What to produce ->
Select the lines that contain "Project" and copy each of them.

Entries taken from a collection:

::::::::::

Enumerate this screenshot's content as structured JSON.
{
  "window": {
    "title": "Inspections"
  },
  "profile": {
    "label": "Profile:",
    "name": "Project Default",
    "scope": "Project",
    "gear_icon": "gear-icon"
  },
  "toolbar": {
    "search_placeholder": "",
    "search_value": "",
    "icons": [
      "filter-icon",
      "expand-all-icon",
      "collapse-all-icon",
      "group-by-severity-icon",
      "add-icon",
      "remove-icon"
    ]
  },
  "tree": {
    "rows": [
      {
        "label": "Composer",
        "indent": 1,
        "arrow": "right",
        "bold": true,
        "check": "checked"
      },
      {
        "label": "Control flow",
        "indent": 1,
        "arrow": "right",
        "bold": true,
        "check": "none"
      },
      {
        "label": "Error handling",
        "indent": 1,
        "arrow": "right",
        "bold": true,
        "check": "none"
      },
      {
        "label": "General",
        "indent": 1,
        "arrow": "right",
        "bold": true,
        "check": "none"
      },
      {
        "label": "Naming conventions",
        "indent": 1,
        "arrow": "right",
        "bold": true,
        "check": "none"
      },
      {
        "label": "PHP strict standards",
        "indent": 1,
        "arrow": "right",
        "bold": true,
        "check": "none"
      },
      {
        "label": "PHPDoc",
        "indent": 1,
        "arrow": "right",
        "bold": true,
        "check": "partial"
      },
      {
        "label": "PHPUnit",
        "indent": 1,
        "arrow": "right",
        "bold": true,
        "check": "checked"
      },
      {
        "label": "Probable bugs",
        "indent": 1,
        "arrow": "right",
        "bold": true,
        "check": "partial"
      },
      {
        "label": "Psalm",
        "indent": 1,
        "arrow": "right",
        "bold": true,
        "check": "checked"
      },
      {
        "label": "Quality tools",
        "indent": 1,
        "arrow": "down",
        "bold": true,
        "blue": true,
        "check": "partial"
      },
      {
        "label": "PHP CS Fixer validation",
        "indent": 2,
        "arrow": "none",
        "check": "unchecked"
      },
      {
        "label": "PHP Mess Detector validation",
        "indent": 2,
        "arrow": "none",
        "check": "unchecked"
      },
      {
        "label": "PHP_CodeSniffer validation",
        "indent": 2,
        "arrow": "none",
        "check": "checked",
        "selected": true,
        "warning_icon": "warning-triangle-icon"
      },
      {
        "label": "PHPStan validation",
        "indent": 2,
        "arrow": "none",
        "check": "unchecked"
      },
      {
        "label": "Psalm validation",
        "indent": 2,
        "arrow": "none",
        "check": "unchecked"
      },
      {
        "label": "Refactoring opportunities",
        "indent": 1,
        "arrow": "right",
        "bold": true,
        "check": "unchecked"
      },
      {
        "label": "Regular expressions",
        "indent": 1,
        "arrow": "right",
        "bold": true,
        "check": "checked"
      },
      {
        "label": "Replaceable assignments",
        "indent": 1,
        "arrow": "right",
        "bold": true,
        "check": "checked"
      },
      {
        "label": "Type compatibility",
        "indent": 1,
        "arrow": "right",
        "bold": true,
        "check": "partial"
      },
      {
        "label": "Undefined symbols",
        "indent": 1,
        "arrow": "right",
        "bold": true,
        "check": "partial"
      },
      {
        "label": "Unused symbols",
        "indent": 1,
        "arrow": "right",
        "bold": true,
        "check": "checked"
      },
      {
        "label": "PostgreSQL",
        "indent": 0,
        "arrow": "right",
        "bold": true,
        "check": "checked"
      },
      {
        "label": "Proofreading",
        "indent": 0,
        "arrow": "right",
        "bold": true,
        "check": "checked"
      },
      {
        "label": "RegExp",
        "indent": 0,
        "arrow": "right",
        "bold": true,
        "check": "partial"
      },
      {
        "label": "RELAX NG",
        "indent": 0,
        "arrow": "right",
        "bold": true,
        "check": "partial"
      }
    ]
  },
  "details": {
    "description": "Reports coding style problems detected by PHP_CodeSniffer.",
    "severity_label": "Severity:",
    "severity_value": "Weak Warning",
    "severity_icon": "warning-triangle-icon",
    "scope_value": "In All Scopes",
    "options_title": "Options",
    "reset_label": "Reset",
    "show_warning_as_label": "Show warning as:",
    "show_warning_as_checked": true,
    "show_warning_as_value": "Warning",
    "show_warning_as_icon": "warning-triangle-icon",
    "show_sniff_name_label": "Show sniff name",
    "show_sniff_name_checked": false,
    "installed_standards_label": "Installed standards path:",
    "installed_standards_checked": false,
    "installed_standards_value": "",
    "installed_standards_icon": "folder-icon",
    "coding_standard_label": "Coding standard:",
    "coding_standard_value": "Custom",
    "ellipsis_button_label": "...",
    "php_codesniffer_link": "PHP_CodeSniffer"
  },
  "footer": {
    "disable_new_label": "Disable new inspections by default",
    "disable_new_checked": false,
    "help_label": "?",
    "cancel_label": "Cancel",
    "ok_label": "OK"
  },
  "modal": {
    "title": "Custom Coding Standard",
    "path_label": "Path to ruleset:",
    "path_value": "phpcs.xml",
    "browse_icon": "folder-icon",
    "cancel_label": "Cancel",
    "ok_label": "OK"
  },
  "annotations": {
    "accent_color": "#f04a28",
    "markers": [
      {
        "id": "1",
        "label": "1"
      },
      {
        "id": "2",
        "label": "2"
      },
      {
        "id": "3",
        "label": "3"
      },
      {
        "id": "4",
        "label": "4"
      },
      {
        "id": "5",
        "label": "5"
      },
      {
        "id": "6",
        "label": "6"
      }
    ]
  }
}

::::::::::

Solution ->
    "name": "Project Default",
    "scope": "Project",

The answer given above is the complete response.